[Dataset records]
****************

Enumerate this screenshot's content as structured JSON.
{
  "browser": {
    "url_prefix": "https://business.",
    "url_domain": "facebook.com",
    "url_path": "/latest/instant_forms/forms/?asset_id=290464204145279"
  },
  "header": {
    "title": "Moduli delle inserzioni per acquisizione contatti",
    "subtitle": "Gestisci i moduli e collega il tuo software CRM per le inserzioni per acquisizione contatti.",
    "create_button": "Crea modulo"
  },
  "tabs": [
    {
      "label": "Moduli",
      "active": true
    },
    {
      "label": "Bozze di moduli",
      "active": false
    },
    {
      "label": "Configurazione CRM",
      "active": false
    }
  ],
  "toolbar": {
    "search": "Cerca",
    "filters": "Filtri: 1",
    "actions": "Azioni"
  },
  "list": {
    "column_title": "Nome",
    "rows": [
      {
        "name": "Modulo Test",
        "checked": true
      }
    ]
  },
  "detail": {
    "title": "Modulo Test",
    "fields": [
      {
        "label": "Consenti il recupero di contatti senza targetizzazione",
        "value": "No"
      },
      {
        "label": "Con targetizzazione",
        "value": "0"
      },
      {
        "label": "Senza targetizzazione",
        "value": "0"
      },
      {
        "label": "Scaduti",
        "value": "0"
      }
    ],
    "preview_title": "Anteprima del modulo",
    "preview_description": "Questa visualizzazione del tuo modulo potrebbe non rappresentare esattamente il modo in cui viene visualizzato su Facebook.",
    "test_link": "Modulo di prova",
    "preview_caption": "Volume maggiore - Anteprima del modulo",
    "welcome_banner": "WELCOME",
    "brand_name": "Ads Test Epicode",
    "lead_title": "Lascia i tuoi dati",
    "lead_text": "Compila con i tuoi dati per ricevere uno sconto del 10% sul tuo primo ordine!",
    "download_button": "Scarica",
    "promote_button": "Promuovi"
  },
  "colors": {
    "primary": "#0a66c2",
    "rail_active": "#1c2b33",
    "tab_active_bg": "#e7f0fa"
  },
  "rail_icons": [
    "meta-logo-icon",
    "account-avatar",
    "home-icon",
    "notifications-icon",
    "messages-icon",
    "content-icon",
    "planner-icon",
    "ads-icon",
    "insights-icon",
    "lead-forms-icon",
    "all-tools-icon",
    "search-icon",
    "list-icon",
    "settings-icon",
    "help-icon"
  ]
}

****************

* _AIM OF THE TASK_
Give the records above again, word for word.

* _ANSWER TO THIS EXERCISE_
Enumerate this screenshot's content as structured JSON.
{
  "browser": {
    "url_prefix": "https://business.",
    "url_domain": "facebook.com",
    "url_path": "/latest/instant_forms/forms/?asset_id=290464204145279"
  },
  "header": {
    "title": "Moduli delle inserzioni per acquisizione contatti",
    "subtitle": "Gestisci i moduli e collega il tuo software CRM per le inserzioni per acquisizione contatti.",
    "create_button": "Crea modulo"
  },
  "tabs": [
    {
      "label": "Moduli",
      "active": true
    },
    {
      "label": "Bozze di moduli",
      "active": false
    },
    {
      "label": "Configurazione CRM",
      "active": false
    }
  ],
  "toolbar": {
    "search": "Cerca",
    "filters": "Filtri: 1",
    "actions": "Azioni"
  },
  "list": {
    "column_title": "Nome",
    "rows": [
      {
        "name": "Modulo Test",
        "checked": true
      }
    ]
  },
  "detail": {
    "title": "Modulo Test",
    "fields": [
      {
        "label": "Consenti il recupero di contatti senza targetizzazione",
        "value": "No"
      },
      {
        "label": "Con targetizzazione",
        "value": "0"
      },
      {
        "label": "Senza targetizzazione",
        "value": "0"
      },
      {
        "label": "Scaduti",
        "value": "0"
      }
    ],
    "preview_title": "Anteprima del modulo",
    "preview_description": "Questa visualizzazione del tuo modulo potrebbe non rappresentare esattamente il modo in cui viene visualizzato su Facebook.",
    "test_link": "Modulo di prova",
    "preview_caption": "Volume maggiore - Anteprima del modulo",
    "welcome_banner": "WELCOME",
    "brand_name": "Ads Test Epicode",
    "lead_title": "Lascia i tuoi dati",
    "lead_text": "Compila con i tuoi dati per ricevere uno sconto del 10% sul tuo primo ordine!",
    "download_button": "Scarica",
    "promote_button": "Promuovi"
  },
  "colors": {
    "primary": "#0a66c2",
    "rail_active": "#1c2b33",
    "tab_active_bg": "#e7f0fa"
  },
  "rail_icons": [
    "meta-logo-icon",
    "account-avatar",
    "home-icon",
    "notifications-icon",
    "messages-icon",
    "content-icon",
    "planner-icon",
    "ads-icon",
    "insights-icon",
    "lead-forms-icon",
    "all-tools-icon",
    "search-icon",
    "list-icon",
    "settings-icon",
    "help-icon"
  ]
}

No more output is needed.